Extracted data entries
*****

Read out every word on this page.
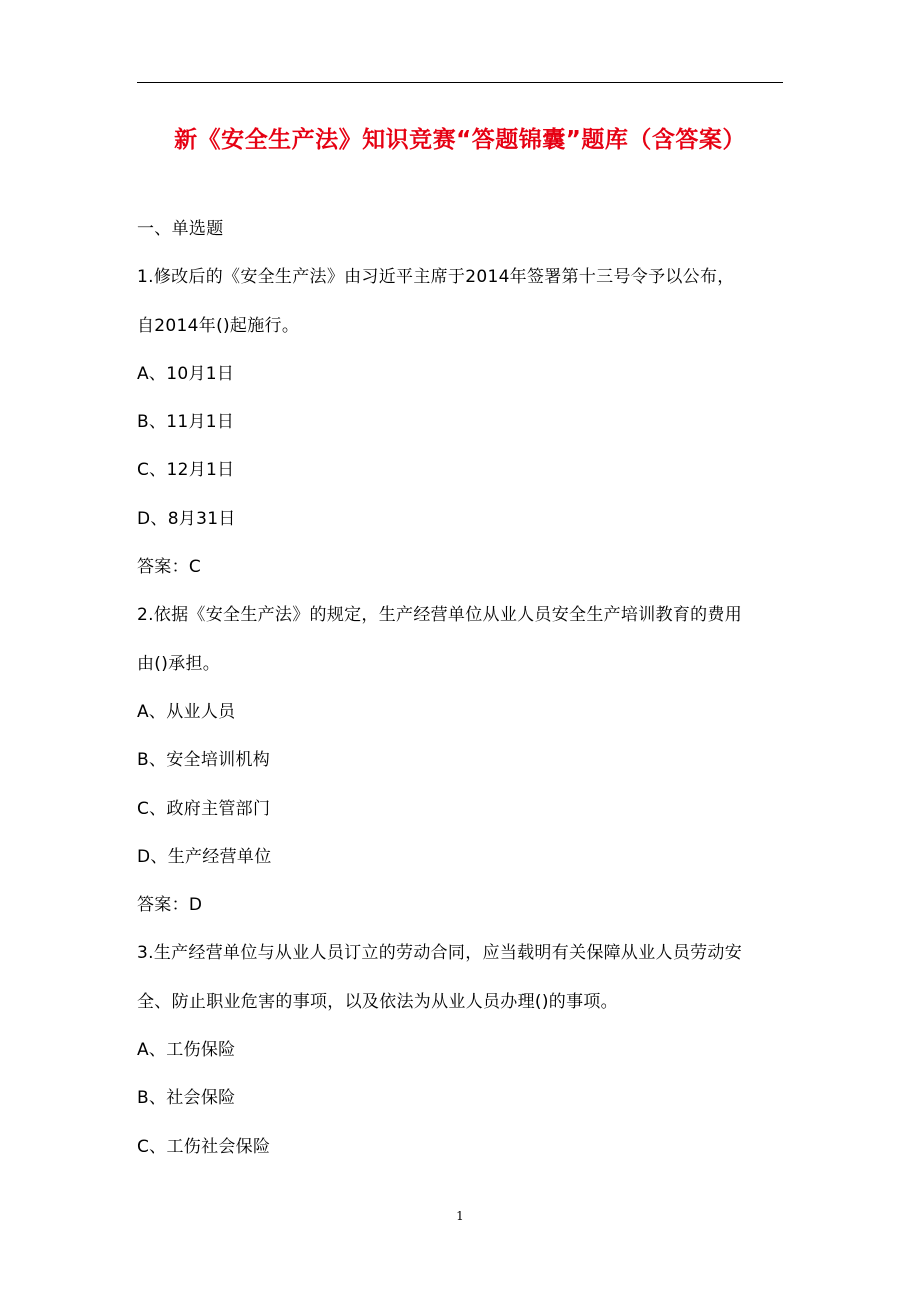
新《安全生产法》知识竞赛“答题锦囊”题库（含答案）
一、单选题
1.修改后的《安全生产法》由习近平主席于2014年签署第十三号令予以公布，
自2014年()起施行。
A、10月1日
B、11月1日
C、12月1日
D、8月31日
答案：C
2.依据《安全生产法》的规定，生产经营单位从业人员安全生产培训教育的费用
由()承担。
A、从业人员
B、安全培训机构
C、政府主管部门
D、生产经营单位
答案：D
3.生产经营单位与从业人员订立的劳动合同，应当载明有关保障从业人员劳动安
全、防止职业危害的事项，以及依法为从业人员办理()的事项。
A、工伤保险
B、社会保险
C、工伤社会保险
1
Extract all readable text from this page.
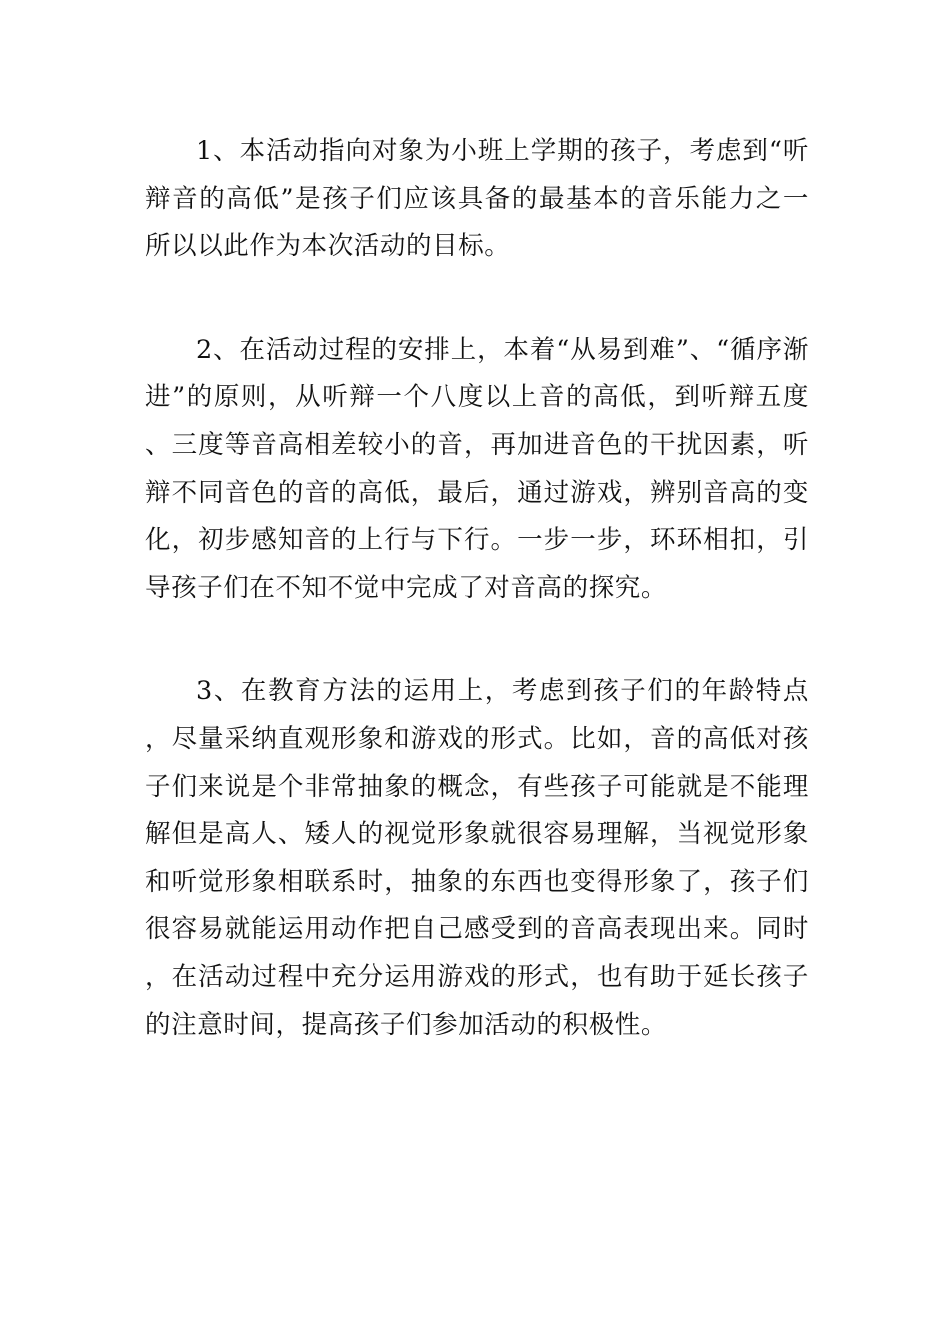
1、本活动指向对象为小班上学期的孩子，考虑到“听辩音的高低”是孩子们应该具备的最基本的音乐能力之一所以以此作为本次活动的目标。

2、在活动过程的安排上，本着“从易到难”、“循序渐进”的原则，从听辩一个八度以上音的高低，到听辩五度、三度等音高相差较小的音，再加进音色的干扰因素，听辩不同音色的音的高低，最后，通过游戏，辨别音高的变化，初步感知音的上行与下行。一步一步，环环相扣，引导孩子们在不知不觉中完成了对音高的探究。

3、在教育方法的运用上，考虑到孩子们的年龄特点，尽量采纳直观形象和游戏的形式。比如，音的高低对孩子们来说是个非常抽象的概念，有些孩子可能就是不能理解但是高人、矮人的视觉形象就很容易理解，当视觉形象和听觉形象相联系时，抽象的东西也变得形象了，孩子们很容易就能运用动作把自己感受到的音高表现出来。同时，在活动过程中充分运用游戏的形式，也有助于延长孩子的注意时间，提高孩子们参加活动的积极性。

*****

■ WHAT THE TASK REQUIRES: Can the entries above be repeated exactly, without their pictures?

■ TASK RESPONSE:
Read out every word on this page.
新《安全生产法》知识竞赛“答题锦囊”题库（含答案）
一、单选题
1.修改后的《安全生产法》由习近平主席于2014年签署第十三号令予以公布，
自2014年()起施行。
A、10月1日
B、11月1日
C、12月1日
D、8月31日
答案：C
2.依据《安全生产法》的规定，生产经营单位从业人员安全生产培训教育的费用
由()承担。
A、从业人员
B、安全培训机构
C、政府主管部门
D、生产经营单位
答案：D
3.生产经营单位与从业人员订立的劳动合同，应当载明有关保障从业人员劳动安
全、防止职业危害的事项，以及依法为从业人员办理()的事项。
A、工伤保险
B、社会保险
C、工伤社会保险
1
Extract all readable text from this page.
1、本活动指向对象为小班上学期的孩子，考虑到“听辩音的高低”是孩子们应该具备的最基本的音乐能力之一所以以此作为本次活动的目标。

2、在活动过程的安排上，本着“从易到难”、“循序渐进”的原则，从听辩一个八度以上音的高低，到听辩五度、三度等音高相差较小的音，再加进音色的干扰因素，听辩不同音色的音的高低，最后，通过游戏，辨别音高的变化，初步感知音的上行与下行。一步一步，环环相扣，引导孩子们在不知不觉中完成了对音高的探究。

3、在教育方法的运用上，考虑到孩子们的年龄特点，尽量采纳直观形象和游戏的形式。比如，音的高低对孩子们来说是个非常抽象的概念，有些孩子可能就是不能理解但是高人、矮人的视觉形象就很容易理解，当视觉形象和听觉形象相联系时，抽象的东西也变得形象了，孩子们很容易就能运用动作把自己感受到的音高表现出来。同时，在活动过程中充分运用游戏的形式，也有助于延长孩子的注意时间，提高孩子们参加活动的积极性。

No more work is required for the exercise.